→ **What to produce**
Drop the images; return everything else in the listing below exactly.

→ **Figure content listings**

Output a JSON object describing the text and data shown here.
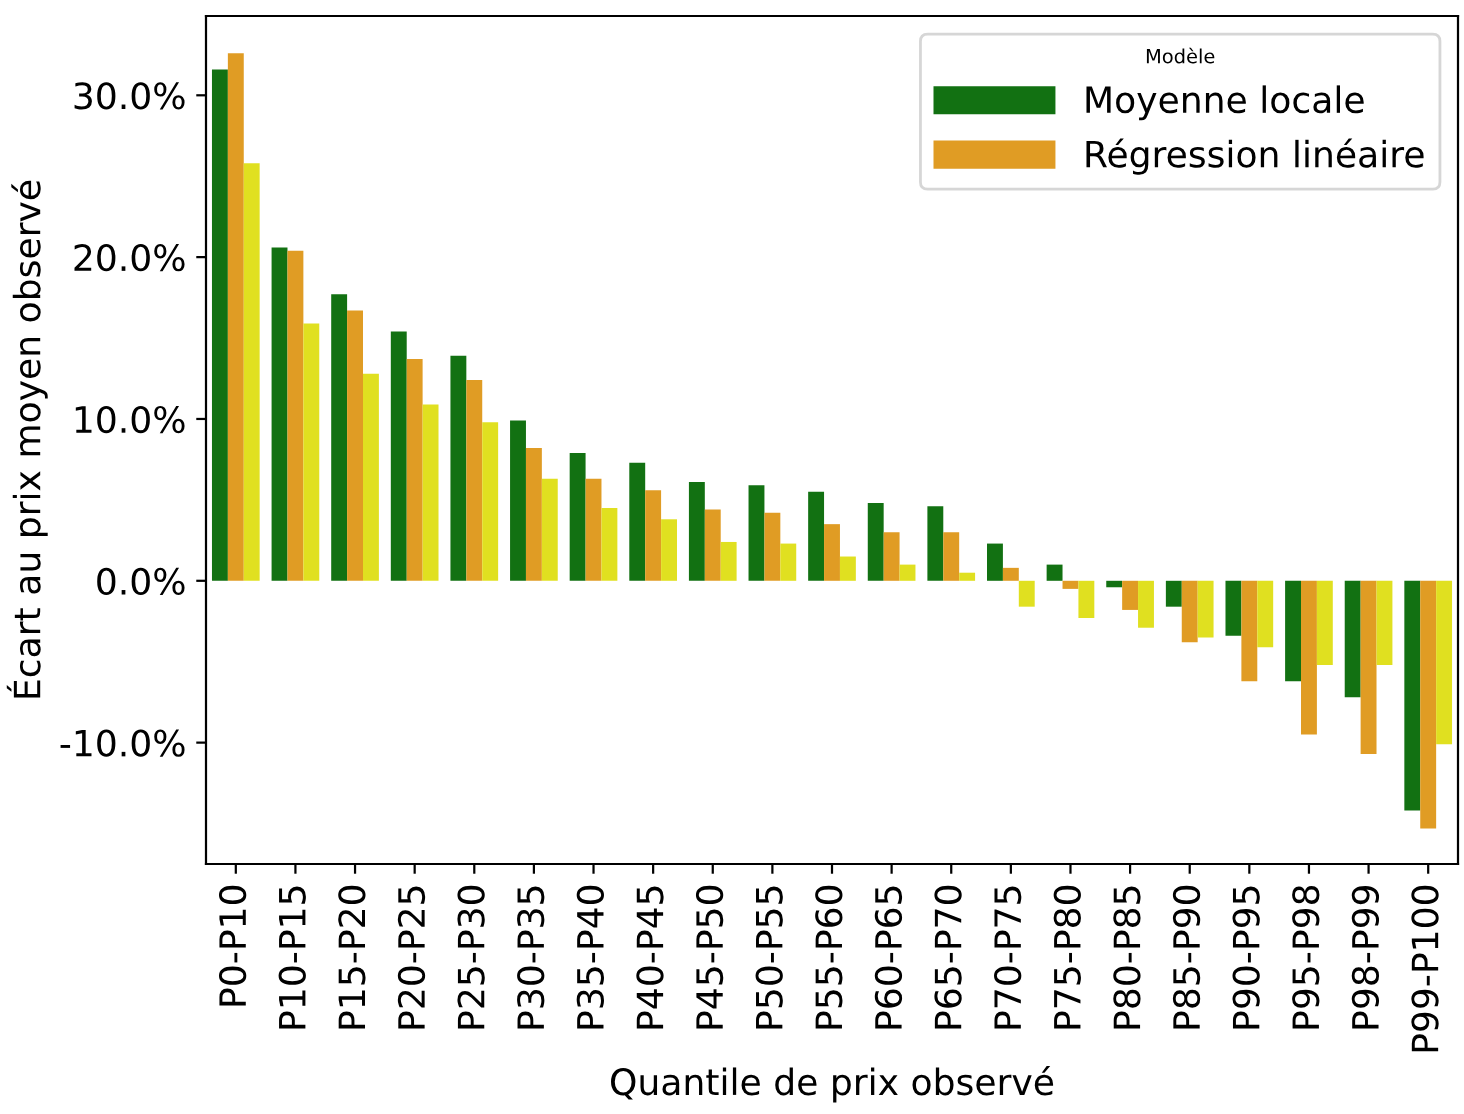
{
  "chart_data": {
    "type": "bar",
    "xlabel": "Quantile de prix observé",
    "ylabel": "Écart au prix moyen observé",
    "legend_title": "Modèle",
    "categories": [
      "P0-P10",
      "P10-P15",
      "P15-P20",
      "P20-P25",
      "P25-P30",
      "P30-P35",
      "P35-P40",
      "P40-P45",
      "P45-P50",
      "P50-P55",
      "P55-P60",
      "P60-P65",
      "P65-P70",
      "P70-P75",
      "P75-P80",
      "P80-P85",
      "P85-P90",
      "P90-P95",
      "P95-P98",
      "P98-P99",
      "P99-P100"
    ],
    "series": [
      {
        "name": "Moyenne locale",
        "color": "#127112",
        "values": [
          31.6,
          20.6,
          17.7,
          15.4,
          13.9,
          9.9,
          7.9,
          7.3,
          6.1,
          5.9,
          5.5,
          4.8,
          4.6,
          2.3,
          1.0,
          -0.4,
          -1.6,
          -3.4,
          -6.2,
          -7.2,
          -14.2
        ]
      },
      {
        "name": "Régression linéaire",
        "color": "#e09c24",
        "values": [
          32.6,
          20.4,
          16.7,
          13.7,
          12.4,
          8.2,
          6.3,
          5.6,
          4.4,
          4.2,
          3.5,
          3.0,
          3.0,
          0.8,
          -0.5,
          -1.8,
          -3.8,
          -6.2,
          -9.5,
          -10.7,
          -15.3
        ]
      },
      {
        "color": "#e0e020",
        "values": [
          25.8,
          15.9,
          12.8,
          10.9,
          9.8,
          6.3,
          4.5,
          3.8,
          2.4,
          2.3,
          1.5,
          1.0,
          0.5,
          -1.6,
          -2.3,
          -2.9,
          -3.5,
          -4.1,
          -5.2,
          -5.2,
          -10.1
        ]
      }
    ],
    "ylim": [
      -17.5,
      34.9
    ],
    "yticks": [
      {
        "value": -10,
        "label": "-10.0%"
      },
      {
        "value": 0,
        "label": "0.0%"
      },
      {
        "value": 10,
        "label": "10.0%"
      },
      {
        "value": 20,
        "label": "20.0%"
      },
      {
        "value": 30,
        "label": "30.0%"
      }
    ],
    "legend": "top right",
    "grid": false
  }
}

→ **Written response**
Output a JSON object describing the text and data shown here.
{
  "chart_data": {
    "type": "bar",
    "xlabel": "Quantile de prix observé",
    "ylabel": "Écart au prix moyen observé",
    "legend_title": "Modèle",
    "categories": [
      "P0-P10",
      "P10-P15",
      "P15-P20",
      "P20-P25",
      "P25-P30",
      "P30-P35",
      "P35-P40",
      "P40-P45",
      "P45-P50",
      "P50-P55",
      "P55-P60",
      "P60-P65",
      "P65-P70",
      "P70-P75",
      "P75-P80",
      "P80-P85",
      "P85-P90",
      "P90-P95",
      "P95-P98",
      "P98-P99",
      "P99-P100"
    ],
    "series": [
      {
        "name": "Moyenne locale",
        "color": "#127112",
        "values": [
          31.6,
          20.6,
          17.7,
          15.4,
          13.9,
          9.9,
          7.9,
          7.3,
          6.1,
          5.9,
          5.5,
          4.8,
          4.6,
          2.3,
          1.0,
          -0.4,
          -1.6,
          -3.4,
          -6.2,
          -7.2,
          -14.2
        ]
      },
      {
        "name": "Régression linéaire",
        "color": "#e09c24",
        "values": [
          32.6,
          20.4,
          16.7,
          13.7,
          12.4,
          8.2,
          6.3,
          5.6,
          4.4,
          4.2,
          3.5,
          3.0,
          3.0,
          0.8,
          -0.5,
          -1.8,
          -3.8,
          -6.2,
          -9.5,
          -10.7,
          -15.3
        ]
      },
      {
        "color": "#e0e020",
        "values": [
          25.8,
          15.9,
          12.8,
          10.9,
          9.8,
          6.3,
          4.5,
          3.8,
          2.4,
          2.3,
          1.5,
          1.0,
          0.5,
          -1.6,
          -2.3,
          -2.9,
          -3.5,
          -4.1,
          -5.2,
          -5.2,
          -10.1
        ]
      }
    ],
    "ylim": [
      -17.5,
      34.9
    ],
    "yticks": [
      {
        "value": -10,
        "label": "-10.0%"
      },
      {
        "value": 0,
        "label": "0.0%"
      },
      {
        "value": 10,
        "label": "10.0%"
      },
      {
        "value": 20,
        "label": "20.0%"
      },
      {
        "value": 30,
        "label": "30.0%"
      }
    ],
    "legend": "top right",
    "grid": false
  }
}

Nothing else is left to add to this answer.